Reproduce the whole listing, character for character.

[start of Extracted information]

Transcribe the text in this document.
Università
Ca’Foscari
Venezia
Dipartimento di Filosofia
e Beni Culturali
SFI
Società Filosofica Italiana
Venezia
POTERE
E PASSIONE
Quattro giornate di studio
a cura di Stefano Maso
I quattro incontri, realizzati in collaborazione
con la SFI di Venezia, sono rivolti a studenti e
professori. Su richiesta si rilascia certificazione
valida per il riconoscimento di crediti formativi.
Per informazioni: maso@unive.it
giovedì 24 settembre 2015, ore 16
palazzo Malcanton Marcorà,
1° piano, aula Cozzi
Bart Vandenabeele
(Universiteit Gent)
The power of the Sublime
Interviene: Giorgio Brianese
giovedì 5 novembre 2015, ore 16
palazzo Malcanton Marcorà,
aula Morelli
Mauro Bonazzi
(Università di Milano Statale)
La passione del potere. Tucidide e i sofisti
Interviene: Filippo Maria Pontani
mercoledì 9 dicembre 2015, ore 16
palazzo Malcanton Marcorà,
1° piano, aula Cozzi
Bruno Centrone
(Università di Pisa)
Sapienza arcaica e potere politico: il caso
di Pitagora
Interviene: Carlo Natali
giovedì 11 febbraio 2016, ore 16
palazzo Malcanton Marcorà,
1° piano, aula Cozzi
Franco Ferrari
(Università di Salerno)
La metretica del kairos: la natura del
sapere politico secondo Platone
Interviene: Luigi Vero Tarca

[end of Extracted information]

**Written response**
Transcribe the text in this document.
Università
Ca’Foscari
Venezia
Dipartimento di Filosofia
e Beni Culturali
SFI
Società Filosofica Italiana
Venezia
POTERE
E PASSIONE
Quattro giornate di studio
a cura di Stefano Maso
I quattro incontri, realizzati in collaborazione
con la SFI di Venezia, sono rivolti a studenti e
professori. Su richiesta si rilascia certificazione
valida per il riconoscimento di crediti formativi.
Per informazioni: maso@unive.it
giovedì 24 settembre 2015, ore 16
palazzo Malcanton Marcorà,
1° piano, aula Cozzi
Bart Vandenabeele
(Universiteit Gent)
The power of the Sublime
Interviene: Giorgio Brianese
giovedì 5 novembre 2015, ore 16
palazzo Malcanton Marcorà,
aula Morelli
Mauro Bonazzi
(Università di Milano Statale)
La passione del potere. Tucidide e i sofisti
Interviene: Filippo Maria Pontani
mercoledì 9 dicembre 2015, ore 16
palazzo Malcanton Marcorà,
1° piano, aula Cozzi
Bruno Centrone
(Università di Pisa)
Sapienza arcaica e potere politico: il caso
di Pitagora
Interviene: Carlo Natali
giovedì 11 febbraio 2016, ore 16
palazzo Malcanton Marcorà,
1° piano, aula Cozzi
Franco Ferrari
(Università di Salerno)
La metretica del kairos: la natura del
sapere politico secondo Platone
Interviene: Luigi Vero Tarca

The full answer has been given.